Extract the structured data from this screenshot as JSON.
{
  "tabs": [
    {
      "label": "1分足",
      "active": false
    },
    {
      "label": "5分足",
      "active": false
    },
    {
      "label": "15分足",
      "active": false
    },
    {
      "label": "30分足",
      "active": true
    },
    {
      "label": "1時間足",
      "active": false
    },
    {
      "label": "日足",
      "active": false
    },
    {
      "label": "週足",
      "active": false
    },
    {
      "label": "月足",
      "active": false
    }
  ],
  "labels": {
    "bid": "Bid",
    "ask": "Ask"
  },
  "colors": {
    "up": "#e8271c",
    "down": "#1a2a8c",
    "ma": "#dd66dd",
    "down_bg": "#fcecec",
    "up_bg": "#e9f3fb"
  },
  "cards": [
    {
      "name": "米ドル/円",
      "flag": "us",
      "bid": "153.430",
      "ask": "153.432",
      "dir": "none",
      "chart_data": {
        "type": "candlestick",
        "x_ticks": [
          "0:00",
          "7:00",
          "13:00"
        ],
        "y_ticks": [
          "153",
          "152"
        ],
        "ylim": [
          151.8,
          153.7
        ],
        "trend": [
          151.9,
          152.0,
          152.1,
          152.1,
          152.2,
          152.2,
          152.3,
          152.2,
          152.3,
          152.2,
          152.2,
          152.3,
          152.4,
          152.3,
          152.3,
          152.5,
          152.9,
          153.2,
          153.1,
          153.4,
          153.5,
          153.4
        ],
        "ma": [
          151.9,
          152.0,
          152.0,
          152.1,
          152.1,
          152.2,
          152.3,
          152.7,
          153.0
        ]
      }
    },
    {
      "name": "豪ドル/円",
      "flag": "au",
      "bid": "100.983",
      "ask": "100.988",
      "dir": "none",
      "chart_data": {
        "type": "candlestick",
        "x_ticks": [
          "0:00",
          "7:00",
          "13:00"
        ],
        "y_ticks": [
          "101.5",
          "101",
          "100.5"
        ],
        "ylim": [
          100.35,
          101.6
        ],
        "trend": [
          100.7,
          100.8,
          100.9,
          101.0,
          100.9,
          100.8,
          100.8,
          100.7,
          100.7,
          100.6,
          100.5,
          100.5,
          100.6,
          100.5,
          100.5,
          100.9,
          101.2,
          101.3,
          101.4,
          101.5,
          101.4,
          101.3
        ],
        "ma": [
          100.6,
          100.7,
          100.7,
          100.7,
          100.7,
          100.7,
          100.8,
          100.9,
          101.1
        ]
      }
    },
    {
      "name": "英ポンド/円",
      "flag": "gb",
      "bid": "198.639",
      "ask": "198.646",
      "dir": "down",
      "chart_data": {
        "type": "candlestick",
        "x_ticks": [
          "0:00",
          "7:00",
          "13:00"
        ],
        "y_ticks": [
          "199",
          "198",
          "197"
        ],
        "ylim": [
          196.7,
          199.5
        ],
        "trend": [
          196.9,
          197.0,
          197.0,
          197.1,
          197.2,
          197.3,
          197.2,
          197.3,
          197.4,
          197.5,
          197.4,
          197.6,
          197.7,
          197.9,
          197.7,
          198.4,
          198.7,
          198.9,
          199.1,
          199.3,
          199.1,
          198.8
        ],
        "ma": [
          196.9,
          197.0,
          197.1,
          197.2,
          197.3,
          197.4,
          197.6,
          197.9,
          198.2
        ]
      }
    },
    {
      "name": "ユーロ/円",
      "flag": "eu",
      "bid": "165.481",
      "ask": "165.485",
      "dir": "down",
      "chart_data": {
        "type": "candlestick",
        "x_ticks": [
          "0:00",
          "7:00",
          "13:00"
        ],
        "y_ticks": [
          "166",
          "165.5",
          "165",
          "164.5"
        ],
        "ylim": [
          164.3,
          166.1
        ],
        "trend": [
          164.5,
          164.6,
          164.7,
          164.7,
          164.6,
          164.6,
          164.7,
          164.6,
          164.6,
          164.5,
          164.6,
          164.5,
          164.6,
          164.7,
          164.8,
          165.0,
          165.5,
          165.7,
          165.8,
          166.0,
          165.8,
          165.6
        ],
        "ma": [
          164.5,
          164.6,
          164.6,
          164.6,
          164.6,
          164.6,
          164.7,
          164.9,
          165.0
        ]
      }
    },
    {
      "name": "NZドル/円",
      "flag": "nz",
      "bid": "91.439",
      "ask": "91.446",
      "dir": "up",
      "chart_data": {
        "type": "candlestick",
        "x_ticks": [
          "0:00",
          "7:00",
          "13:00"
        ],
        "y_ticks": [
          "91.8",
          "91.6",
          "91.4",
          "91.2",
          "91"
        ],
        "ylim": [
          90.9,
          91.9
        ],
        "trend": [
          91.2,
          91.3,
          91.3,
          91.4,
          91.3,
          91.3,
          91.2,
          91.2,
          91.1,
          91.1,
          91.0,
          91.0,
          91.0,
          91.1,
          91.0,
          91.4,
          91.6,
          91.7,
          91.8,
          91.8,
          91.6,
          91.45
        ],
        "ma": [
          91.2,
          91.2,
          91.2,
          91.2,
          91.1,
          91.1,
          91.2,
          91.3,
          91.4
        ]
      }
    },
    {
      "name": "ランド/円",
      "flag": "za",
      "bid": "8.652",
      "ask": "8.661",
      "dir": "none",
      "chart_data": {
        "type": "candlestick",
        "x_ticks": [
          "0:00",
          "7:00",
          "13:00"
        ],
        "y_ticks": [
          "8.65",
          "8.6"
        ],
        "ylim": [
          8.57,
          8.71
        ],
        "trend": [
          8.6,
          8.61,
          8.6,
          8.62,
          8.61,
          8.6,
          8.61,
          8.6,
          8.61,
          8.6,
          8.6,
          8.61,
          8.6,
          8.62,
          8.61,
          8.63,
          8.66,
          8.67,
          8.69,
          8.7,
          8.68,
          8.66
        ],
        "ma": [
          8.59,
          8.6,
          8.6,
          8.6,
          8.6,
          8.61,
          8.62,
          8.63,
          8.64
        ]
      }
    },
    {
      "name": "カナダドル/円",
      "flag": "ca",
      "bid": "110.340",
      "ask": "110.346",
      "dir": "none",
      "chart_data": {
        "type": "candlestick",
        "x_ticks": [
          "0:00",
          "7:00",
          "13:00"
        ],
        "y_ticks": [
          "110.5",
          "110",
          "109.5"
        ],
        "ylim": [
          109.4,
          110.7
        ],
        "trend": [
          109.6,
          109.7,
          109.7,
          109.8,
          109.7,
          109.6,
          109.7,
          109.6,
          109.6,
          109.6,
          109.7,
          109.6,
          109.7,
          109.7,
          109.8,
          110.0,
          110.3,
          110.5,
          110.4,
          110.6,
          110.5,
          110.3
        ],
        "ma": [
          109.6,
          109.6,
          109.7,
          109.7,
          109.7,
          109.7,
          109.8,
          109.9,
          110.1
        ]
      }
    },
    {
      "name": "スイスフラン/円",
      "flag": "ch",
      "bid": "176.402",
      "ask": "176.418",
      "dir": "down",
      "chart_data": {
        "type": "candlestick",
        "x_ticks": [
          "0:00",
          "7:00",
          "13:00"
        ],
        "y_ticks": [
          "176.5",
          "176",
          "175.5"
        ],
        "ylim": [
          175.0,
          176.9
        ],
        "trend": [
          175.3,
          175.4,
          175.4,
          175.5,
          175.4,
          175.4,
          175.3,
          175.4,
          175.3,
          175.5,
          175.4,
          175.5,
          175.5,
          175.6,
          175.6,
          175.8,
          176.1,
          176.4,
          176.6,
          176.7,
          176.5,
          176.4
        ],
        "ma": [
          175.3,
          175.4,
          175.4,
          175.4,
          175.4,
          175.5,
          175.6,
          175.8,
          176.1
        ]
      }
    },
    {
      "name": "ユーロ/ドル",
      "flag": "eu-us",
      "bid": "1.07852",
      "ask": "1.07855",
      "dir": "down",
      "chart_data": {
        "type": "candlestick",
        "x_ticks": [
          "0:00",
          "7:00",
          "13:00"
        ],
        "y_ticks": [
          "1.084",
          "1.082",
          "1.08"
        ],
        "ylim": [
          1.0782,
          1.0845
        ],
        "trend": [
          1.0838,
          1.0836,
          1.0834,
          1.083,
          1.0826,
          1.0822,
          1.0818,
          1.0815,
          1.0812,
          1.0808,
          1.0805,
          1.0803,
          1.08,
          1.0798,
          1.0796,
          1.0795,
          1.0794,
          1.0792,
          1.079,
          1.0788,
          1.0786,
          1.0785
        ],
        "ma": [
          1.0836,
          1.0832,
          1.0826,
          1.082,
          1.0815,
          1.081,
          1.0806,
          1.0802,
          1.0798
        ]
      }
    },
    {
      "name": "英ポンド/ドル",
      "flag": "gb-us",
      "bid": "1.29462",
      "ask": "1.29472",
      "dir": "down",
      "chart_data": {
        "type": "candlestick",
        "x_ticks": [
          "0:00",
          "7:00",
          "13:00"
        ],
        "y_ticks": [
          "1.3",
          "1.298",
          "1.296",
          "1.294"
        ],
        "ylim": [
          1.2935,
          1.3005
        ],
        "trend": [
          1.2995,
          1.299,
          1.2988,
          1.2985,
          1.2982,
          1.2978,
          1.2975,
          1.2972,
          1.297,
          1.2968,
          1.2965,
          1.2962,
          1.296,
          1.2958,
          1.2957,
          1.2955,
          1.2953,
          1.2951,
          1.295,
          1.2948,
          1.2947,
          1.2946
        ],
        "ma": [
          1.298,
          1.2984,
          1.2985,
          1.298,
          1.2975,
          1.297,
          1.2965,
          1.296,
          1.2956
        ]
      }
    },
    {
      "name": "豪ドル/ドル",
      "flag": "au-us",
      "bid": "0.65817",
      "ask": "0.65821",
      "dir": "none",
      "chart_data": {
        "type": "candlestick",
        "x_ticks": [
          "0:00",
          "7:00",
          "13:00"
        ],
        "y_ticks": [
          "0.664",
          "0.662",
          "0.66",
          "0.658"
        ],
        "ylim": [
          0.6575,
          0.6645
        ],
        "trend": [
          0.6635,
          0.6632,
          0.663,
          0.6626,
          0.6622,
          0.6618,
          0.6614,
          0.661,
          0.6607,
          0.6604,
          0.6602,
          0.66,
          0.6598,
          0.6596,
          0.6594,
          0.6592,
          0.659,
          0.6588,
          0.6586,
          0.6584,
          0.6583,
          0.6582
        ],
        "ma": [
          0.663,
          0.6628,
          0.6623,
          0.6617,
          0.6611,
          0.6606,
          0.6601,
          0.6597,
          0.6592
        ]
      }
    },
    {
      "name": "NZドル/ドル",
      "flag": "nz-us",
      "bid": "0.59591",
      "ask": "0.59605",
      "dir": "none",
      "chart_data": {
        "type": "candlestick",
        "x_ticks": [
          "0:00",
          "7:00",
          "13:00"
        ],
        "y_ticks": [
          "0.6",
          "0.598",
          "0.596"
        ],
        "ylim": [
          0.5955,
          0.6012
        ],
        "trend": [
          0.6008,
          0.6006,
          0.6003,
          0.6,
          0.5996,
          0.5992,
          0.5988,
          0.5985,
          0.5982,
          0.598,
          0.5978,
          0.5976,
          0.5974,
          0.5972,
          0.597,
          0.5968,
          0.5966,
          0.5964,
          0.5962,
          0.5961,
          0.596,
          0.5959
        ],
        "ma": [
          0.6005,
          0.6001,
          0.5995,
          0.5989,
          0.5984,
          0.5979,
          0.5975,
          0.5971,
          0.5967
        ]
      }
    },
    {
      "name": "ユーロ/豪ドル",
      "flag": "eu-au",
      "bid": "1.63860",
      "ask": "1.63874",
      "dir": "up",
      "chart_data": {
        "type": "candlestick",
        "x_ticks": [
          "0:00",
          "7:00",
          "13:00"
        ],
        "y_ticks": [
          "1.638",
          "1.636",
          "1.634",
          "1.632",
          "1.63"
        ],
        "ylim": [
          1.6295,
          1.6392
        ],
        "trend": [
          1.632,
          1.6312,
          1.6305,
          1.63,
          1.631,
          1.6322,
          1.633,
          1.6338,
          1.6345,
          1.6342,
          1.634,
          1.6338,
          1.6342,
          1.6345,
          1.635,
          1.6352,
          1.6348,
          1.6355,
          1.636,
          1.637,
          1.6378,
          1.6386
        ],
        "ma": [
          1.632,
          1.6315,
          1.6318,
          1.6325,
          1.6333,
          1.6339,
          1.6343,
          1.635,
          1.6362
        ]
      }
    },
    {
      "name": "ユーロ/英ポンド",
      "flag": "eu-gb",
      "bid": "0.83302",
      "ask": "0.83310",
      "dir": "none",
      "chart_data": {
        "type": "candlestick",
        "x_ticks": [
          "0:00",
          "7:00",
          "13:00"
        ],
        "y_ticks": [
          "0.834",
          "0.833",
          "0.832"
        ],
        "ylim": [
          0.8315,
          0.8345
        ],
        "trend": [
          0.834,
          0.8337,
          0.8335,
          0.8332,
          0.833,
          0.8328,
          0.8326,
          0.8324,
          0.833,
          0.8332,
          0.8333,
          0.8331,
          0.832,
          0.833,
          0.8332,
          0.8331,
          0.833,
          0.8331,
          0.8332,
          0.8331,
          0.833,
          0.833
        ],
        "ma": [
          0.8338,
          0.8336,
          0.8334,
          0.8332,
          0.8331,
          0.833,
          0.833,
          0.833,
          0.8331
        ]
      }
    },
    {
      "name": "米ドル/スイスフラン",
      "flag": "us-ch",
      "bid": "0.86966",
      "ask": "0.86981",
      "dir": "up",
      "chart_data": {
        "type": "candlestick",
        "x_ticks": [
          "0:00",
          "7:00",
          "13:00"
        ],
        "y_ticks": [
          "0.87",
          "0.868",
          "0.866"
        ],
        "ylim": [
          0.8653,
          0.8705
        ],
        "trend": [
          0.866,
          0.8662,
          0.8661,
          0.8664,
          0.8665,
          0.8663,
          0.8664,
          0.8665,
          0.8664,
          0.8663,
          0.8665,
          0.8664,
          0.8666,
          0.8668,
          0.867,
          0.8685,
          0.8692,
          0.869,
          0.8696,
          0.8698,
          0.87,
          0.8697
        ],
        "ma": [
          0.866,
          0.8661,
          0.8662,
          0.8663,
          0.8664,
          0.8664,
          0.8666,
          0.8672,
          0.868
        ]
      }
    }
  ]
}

• Prompt: In the listing, find each line with the string "英ポンド" and copy it.

• Answer to this problem:
      "name": "英ポンド/円",
      "name": "英ポンド/ドル",
      "name": "ユーロ/英ポンド",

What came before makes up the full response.